- Work to do: Locate and copy all lines bearing the word "noise".

Figure collection entries
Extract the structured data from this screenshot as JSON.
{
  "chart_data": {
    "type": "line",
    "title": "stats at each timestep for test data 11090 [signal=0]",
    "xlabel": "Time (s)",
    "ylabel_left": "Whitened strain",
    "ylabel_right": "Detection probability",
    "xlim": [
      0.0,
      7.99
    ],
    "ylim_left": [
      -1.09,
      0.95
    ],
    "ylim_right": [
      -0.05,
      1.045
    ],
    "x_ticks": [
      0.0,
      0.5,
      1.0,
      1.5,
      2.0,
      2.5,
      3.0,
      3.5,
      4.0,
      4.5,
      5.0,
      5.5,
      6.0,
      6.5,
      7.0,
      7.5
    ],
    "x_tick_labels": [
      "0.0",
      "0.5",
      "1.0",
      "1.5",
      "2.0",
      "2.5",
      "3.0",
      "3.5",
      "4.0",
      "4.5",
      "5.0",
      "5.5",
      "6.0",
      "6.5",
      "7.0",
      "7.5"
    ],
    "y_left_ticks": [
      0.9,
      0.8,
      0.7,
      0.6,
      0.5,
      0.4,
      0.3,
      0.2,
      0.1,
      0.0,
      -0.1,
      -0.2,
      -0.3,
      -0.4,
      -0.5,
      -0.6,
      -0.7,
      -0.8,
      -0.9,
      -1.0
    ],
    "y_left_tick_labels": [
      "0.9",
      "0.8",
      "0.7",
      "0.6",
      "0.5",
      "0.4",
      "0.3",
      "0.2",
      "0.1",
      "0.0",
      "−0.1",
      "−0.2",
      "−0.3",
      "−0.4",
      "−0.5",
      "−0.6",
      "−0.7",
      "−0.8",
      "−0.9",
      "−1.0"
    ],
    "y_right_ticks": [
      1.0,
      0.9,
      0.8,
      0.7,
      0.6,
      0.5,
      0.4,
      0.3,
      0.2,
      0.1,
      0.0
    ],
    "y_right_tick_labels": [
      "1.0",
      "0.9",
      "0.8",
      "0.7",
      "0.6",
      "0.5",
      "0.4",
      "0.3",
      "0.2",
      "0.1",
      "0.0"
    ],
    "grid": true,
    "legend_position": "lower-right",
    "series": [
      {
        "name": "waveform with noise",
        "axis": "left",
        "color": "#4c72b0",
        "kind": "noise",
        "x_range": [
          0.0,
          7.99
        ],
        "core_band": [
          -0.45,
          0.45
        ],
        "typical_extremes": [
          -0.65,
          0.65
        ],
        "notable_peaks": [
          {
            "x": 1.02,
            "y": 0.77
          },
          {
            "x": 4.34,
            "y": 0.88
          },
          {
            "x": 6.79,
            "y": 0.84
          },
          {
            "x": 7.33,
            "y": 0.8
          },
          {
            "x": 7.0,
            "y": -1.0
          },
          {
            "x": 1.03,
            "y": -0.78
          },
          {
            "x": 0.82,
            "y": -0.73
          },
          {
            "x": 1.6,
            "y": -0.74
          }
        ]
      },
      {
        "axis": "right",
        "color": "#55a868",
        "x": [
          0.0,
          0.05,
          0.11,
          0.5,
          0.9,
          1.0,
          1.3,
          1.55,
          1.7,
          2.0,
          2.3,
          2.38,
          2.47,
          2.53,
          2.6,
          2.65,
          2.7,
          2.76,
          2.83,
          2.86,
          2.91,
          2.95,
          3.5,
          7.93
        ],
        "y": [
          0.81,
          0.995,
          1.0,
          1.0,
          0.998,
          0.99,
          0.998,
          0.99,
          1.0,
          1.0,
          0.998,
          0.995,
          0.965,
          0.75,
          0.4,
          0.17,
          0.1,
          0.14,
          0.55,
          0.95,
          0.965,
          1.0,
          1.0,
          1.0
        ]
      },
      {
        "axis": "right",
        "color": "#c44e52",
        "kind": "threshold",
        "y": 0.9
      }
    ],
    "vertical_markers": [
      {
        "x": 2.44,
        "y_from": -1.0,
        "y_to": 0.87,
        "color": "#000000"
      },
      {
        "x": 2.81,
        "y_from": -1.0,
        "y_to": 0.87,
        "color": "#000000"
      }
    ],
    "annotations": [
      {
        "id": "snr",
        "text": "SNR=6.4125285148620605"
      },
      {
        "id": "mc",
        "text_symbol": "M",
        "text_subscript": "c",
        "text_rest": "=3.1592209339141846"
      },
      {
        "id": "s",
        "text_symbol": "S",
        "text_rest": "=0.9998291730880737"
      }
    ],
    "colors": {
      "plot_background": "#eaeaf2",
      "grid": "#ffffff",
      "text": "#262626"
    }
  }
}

- Task answer:
        "name": "waveform with noise",
        "kind": "noise",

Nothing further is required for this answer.